REQUEST » Extract all data as written.

# START OF DATA LISTING

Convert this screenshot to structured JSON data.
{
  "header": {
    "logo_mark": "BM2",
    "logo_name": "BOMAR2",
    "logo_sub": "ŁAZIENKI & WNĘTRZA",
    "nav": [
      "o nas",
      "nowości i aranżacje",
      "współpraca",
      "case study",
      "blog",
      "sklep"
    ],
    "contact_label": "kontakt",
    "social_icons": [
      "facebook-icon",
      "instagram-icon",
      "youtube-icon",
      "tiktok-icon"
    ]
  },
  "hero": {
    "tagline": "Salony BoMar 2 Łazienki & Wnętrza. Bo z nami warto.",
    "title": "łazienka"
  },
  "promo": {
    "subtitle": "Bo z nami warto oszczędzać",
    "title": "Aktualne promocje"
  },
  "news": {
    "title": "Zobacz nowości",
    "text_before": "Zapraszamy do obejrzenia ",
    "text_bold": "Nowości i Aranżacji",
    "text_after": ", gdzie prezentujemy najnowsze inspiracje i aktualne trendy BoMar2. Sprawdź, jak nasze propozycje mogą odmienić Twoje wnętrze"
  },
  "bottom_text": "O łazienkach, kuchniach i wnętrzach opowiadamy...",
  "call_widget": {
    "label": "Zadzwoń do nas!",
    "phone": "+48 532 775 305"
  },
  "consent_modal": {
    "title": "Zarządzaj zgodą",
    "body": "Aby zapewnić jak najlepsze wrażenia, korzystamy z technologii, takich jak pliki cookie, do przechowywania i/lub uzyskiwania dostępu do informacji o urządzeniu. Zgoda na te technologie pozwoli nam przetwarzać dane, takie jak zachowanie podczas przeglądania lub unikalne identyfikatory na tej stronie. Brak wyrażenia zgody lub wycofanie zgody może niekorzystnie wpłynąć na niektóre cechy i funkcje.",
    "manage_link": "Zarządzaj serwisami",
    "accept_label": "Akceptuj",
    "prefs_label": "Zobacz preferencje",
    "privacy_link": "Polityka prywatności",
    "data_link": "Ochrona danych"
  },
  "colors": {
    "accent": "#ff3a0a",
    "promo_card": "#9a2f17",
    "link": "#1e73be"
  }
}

# END OF DATA LISTING

SOLUTION TO THE PROBLEM »
Convert this screenshot to structured JSON data.
{
  "header": {
    "logo_mark": "BM2",
    "logo_name": "BOMAR2",
    "logo_sub": "ŁAZIENKI & WNĘTRZA",
    "nav": [
      "o nas",
      "nowości i aranżacje",
      "współpraca",
      "case study",
      "blog",
      "sklep"
    ],
    "contact_label": "kontakt",
    "social_icons": [
      "facebook-icon",
      "instagram-icon",
      "youtube-icon",
      "tiktok-icon"
    ]
  },
  "hero": {
    "tagline": "Salony BoMar 2 Łazienki & Wnętrza. Bo z nami warto.",
    "title": "łazienka"
  },
  "promo": {
    "subtitle": "Bo z nami warto oszczędzać",
    "title": "Aktualne promocje"
  },
  "news": {
    "title": "Zobacz nowości",
    "text_before": "Zapraszamy do obejrzenia ",
    "text_bold": "Nowości i Aranżacji",
    "text_after": ", gdzie prezentujemy najnowsze inspiracje i aktualne trendy BoMar2. Sprawdź, jak nasze propozycje mogą odmienić Twoje wnętrze"
  },
  "bottom_text": "O łazienkach, kuchniach i wnętrzach opowiadamy...",
  "call_widget": {
    "label": "Zadzwoń do nas!",
    "phone": "+48 532 775 305"
  },
  "consent_modal": {
    "title": "Zarządzaj zgodą",
    "body": "Aby zapewnić jak najlepsze wrażenia, korzystamy z technologii, takich jak pliki cookie, do przechowywania i/lub uzyskiwania dostępu do informacji o urządzeniu. Zgoda na te technologie pozwoli nam przetwarzać dane, takie jak zachowanie podczas przeglądania lub unikalne identyfikatory na tej stronie. Brak wyrażenia zgody lub wycofanie zgody może niekorzystnie wpłynąć na niektóre cechy i funkcje.",
    "manage_link": "Zarządzaj serwisami",
    "accept_label": "Akceptuj",
    "prefs_label": "Zobacz preferencje",
    "privacy_link": "Polityka prywatności",
    "data_link": "Ochrona danych"
  },
  "colors": {
    "accent": "#ff3a0a",
    "promo_card": "#9a2f17",
    "link": "#1e73be"
  }
}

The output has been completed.